** Begin PROVIDED INFORMATION **

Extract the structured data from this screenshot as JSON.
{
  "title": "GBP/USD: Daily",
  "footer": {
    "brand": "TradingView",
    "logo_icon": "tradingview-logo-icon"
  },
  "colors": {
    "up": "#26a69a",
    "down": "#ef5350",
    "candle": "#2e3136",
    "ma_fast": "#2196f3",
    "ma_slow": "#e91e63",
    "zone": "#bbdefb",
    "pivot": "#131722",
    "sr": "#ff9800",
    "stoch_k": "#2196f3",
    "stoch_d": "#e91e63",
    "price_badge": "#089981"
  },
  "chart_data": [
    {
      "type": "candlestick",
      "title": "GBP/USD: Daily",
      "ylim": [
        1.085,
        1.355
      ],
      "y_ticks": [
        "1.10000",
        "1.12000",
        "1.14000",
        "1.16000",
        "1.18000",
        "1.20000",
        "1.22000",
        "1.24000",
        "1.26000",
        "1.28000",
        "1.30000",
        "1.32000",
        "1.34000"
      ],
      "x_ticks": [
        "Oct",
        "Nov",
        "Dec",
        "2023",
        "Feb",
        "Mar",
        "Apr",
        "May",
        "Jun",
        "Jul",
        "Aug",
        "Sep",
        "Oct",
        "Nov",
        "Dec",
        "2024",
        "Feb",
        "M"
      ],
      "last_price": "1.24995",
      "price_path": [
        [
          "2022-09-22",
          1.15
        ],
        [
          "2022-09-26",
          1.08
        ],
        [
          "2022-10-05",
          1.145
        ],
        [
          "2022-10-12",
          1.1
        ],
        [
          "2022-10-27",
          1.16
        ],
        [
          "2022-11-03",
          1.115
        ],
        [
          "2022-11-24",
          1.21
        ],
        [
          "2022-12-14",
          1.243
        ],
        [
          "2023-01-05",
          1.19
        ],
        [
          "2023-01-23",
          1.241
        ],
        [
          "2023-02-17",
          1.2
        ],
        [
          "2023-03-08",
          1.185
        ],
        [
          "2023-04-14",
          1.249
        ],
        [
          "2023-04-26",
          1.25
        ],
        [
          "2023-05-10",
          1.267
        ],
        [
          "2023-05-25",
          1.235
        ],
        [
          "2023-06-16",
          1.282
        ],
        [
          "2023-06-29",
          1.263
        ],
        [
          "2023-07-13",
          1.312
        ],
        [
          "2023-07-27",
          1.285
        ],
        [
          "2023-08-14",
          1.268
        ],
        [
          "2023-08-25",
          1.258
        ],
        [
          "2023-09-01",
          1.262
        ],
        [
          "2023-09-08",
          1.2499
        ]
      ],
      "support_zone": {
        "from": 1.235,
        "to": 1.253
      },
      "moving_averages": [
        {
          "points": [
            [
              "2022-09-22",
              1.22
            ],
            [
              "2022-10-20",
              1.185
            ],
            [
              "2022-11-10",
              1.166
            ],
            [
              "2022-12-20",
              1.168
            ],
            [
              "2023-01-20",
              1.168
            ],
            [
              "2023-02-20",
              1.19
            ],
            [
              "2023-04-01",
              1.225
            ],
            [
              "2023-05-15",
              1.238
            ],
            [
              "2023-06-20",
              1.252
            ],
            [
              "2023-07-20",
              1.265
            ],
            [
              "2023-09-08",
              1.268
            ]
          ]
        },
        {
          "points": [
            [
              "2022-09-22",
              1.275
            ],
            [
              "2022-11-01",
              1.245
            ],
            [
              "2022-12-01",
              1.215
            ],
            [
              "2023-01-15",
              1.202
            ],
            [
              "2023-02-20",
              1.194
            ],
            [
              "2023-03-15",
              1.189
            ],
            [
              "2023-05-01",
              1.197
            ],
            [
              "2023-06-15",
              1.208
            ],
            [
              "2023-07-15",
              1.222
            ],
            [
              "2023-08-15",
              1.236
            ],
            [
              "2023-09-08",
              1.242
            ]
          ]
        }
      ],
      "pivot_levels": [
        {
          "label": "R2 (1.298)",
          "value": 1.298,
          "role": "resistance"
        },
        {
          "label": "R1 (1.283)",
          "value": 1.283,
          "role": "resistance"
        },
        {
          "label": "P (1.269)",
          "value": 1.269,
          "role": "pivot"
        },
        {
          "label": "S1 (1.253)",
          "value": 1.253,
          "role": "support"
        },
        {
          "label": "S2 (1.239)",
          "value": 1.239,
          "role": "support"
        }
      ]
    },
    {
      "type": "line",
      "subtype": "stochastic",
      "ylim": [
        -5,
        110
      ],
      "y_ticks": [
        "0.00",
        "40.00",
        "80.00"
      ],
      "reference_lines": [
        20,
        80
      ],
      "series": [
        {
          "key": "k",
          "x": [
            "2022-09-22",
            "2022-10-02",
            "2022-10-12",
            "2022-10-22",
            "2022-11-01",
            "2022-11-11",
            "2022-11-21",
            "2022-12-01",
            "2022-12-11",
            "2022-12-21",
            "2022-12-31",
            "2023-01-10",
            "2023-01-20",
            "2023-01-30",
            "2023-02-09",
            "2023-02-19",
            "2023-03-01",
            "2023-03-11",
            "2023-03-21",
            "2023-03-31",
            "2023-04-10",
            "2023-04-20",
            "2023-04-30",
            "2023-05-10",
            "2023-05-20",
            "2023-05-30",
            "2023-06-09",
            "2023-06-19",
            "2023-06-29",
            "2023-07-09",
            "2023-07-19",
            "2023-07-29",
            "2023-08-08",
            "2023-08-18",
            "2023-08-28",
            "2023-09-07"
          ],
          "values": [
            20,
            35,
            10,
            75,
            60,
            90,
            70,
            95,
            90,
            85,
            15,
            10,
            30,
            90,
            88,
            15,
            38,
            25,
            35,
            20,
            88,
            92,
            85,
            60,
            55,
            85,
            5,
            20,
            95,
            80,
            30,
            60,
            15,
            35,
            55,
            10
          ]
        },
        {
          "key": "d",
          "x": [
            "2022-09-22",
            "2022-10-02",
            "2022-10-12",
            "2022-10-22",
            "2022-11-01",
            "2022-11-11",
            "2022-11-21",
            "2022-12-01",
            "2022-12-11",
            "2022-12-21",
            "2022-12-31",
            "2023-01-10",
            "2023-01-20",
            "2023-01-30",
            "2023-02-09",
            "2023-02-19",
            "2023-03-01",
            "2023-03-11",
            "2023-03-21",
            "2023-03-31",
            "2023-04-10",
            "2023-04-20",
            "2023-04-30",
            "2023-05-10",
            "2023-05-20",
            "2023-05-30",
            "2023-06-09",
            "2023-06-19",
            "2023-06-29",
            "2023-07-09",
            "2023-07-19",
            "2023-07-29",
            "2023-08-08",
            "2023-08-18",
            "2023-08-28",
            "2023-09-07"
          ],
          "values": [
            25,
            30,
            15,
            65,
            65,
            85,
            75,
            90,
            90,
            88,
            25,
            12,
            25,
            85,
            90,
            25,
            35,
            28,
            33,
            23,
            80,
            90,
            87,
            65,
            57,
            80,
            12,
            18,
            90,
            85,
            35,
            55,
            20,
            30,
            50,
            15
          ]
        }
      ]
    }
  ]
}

** End PROVIDED INFORMATION **

OBJECTIVE: Would you copy out each line exactly as written?

RESULT OF THIS TASK:
Extract the structured data from this screenshot as JSON.
{
  "title": "GBP/USD: Daily",
  "footer": {
    "brand": "TradingView",
    "logo_icon": "tradingview-logo-icon"
  },
  "colors": {
    "up": "#26a69a",
    "down": "#ef5350",
    "candle": "#2e3136",
    "ma_fast": "#2196f3",
    "ma_slow": "#e91e63",
    "zone": "#bbdefb",
    "pivot": "#131722",
    "sr": "#ff9800",
    "stoch_k": "#2196f3",
    "stoch_d": "#e91e63",
    "price_badge": "#089981"
  },
  "chart_data": [
    {
      "type": "candlestick",
      "title": "GBP/USD: Daily",
      "ylim": [
        1.085,
        1.355
      ],
      "y_ticks": [
        "1.10000",
        "1.12000",
        "1.14000",
        "1.16000",
        "1.18000",
        "1.20000",
        "1.22000",
        "1.24000",
        "1.26000",
        "1.28000",
        "1.30000",
        "1.32000",
        "1.34000"
      ],
      "x_ticks": [
        "Oct",
        "Nov",
        "Dec",
        "2023",
        "Feb",
        "Mar",
        "Apr",
        "May",
        "Jun",
        "Jul",
        "Aug",
        "Sep",
        "Oct",
        "Nov",
        "Dec",
        "2024",
        "Feb",
        "M"
      ],
      "last_price": "1.24995",
      "price_path": [
        [
          "2022-09-22",
          1.15
        ],
        [
          "2022-09-26",
          1.08
        ],
        [
          "2022-10-05",
          1.145
        ],
        [
          "2022-10-12",
          1.1
        ],
        [
          "2022-10-27",
          1.16
        ],
        [
          "2022-11-03",
          1.115
        ],
        [
          "2022-11-24",
          1.21
        ],
        [
          "2022-12-14",
          1.243
        ],
        [
          "2023-01-05",
          1.19
        ],
        [
          "2023-01-23",
          1.241
        ],
        [
          "2023-02-17",
          1.2
        ],
        [
          "2023-03-08",
          1.185
        ],
        [
          "2023-04-14",
          1.249
        ],
        [
          "2023-04-26",
          1.25
        ],
        [
          "2023-05-10",
          1.267
        ],
        [
          "2023-05-25",
          1.235
        ],
        [
          "2023-06-16",
          1.282
        ],
        [
          "2023-06-29",
          1.263
        ],
        [
          "2023-07-13",
          1.312
        ],
        [
          "2023-07-27",
          1.285
        ],
        [
          "2023-08-14",
          1.268
        ],
        [
          "2023-08-25",
          1.258
        ],
        [
          "2023-09-01",
          1.262
        ],
        [
          "2023-09-08",
          1.2499
        ]
      ],
      "support_zone": {
        "from": 1.235,
        "to": 1.253
      },
      "moving_averages": [
        {
          "points": [
            [
              "2022-09-22",
              1.22
            ],
            [
              "2022-10-20",
              1.185
            ],
            [
              "2022-11-10",
              1.166
            ],
            [
              "2022-12-20",
              1.168
            ],
            [
              "2023-01-20",
              1.168
            ],
            [
              "2023-02-20",
              1.19
            ],
            [
              "2023-04-01",
              1.225
            ],
            [
              "2023-05-15",
              1.238
            ],
            [
              "2023-06-20",
              1.252
            ],
            [
              "2023-07-20",
              1.265
            ],
            [
              "2023-09-08",
              1.268
            ]
          ]
        },
        {
          "points": [
            [
              "2022-09-22",
              1.275
            ],
            [
              "2022-11-01",
              1.245
            ],
            [
              "2022-12-01",
              1.215
            ],
            [
              "2023-01-15",
              1.202
            ],
            [
              "2023-02-20",
              1.194
            ],
            [
              "2023-03-15",
              1.189
            ],
            [
              "2023-05-01",
              1.197
            ],
            [
              "2023-06-15",
              1.208
            ],
            [
              "2023-07-15",
              1.222
            ],
            [
              "2023-08-15",
              1.236
            ],
            [
              "2023-09-08",
              1.242
            ]
          ]
        }
      ],
      "pivot_levels": [
        {
          "label": "R2 (1.298)",
          "value": 1.298,
          "role": "resistance"
        },
        {
          "label": "R1 (1.283)",
          "value": 1.283,
          "role": "resistance"
        },
        {
          "label": "P (1.269)",
          "value": 1.269,
          "role": "pivot"
        },
        {
          "label": "S1 (1.253)",
          "value": 1.253,
          "role": "support"
        },
        {
          "label": "S2 (1.239)",
          "value": 1.239,
          "role": "support"
        }
      ]
    },
    {
      "type": "line",
      "subtype": "stochastic",
      "ylim": [
        -5,
        110
      ],
      "y_ticks": [
        "0.00",
        "40.00",
        "80.00"
      ],
      "reference_lines": [
        20,
        80
      ],
      "series": [
        {
          "key": "k",
          "x": [
            "2022-09-22",
            "2022-10-02",
            "2022-10-12",
            "2022-10-22",
            "2022-11-01",
            "2022-11-11",
            "2022-11-21",
            "2022-12-01",
            "2022-12-11",
            "2022-12-21",
            "2022-12-31",
            "2023-01-10",
            "2023-01-20",
            "2023-01-30",
            "2023-02-09",
            "2023-02-19",
            "2023-03-01",
            "2023-03-11",
            "2023-03-21",
            "2023-03-31",
            "2023-04-10",
            "2023-04-20",
            "2023-04-30",
            "2023-05-10",
            "2023-05-20",
            "2023-05-30",
            "2023-06-09",
            "2023-06-19",
            "2023-06-29",
            "2023-07-09",
            "2023-07-19",
            "2023-07-29",
            "2023-08-08",
            "2023-08-18",
            "2023-08-28",
            "2023-09-07"
          ],
          "values": [
            20,
            35,
            10,
            75,
            60,
            90,
            70,
            95,
            90,
            85,
            15,
            10,
            30,
            90,
            88,
            15,
            38,
            25,
            35,
            20,
            88,
            92,
            85,
            60,
            55,
            85,
            5,
            20,
            95,
            80,
            30,
            60,
            15,
            35,
            55,
            10
          ]
        },
        {
          "key": "d",
          "x": [
            "2022-09-22",
            "2022-10-02",
            "2022-10-12",
            "2022-10-22",
            "2022-11-01",
            "2022-11-11",
            "2022-11-21",
            "2022-12-01",
            "2022-12-11",
            "2022-12-21",
            "2022-12-31",
            "2023-01-10",
            "2023-01-20",
            "2023-01-30",
            "2023-02-09",
            "2023-02-19",
            "2023-03-01",
            "2023-03-11",
            "2023-03-21",
            "2023-03-31",
            "2023-04-10",
            "2023-04-20",
            "2023-04-30",
            "2023-05-10",
            "2023-05-20",
            "2023-05-30",
            "2023-06-09",
            "2023-06-19",
            "2023-06-29",
            "2023-07-09",
            "2023-07-19",
            "2023-07-29",
            "2023-08-08",
            "2023-08-18",
            "2023-08-28",
            "2023-09-07"
          ],
          "values": [
            25,
            30,
            15,
            65,
            65,
            85,
            75,
            90,
            90,
            88,
            25,
            12,
            25,
            85,
            90,
            25,
            35,
            28,
            33,
            23,
            80,
            90,
            87,
            65,
            57,
            80,
            12,
            18,
            90,
            85,
            35,
            55,
            20,
            30,
            50,
            15
          ]
        }
      ]
    }
  ]
}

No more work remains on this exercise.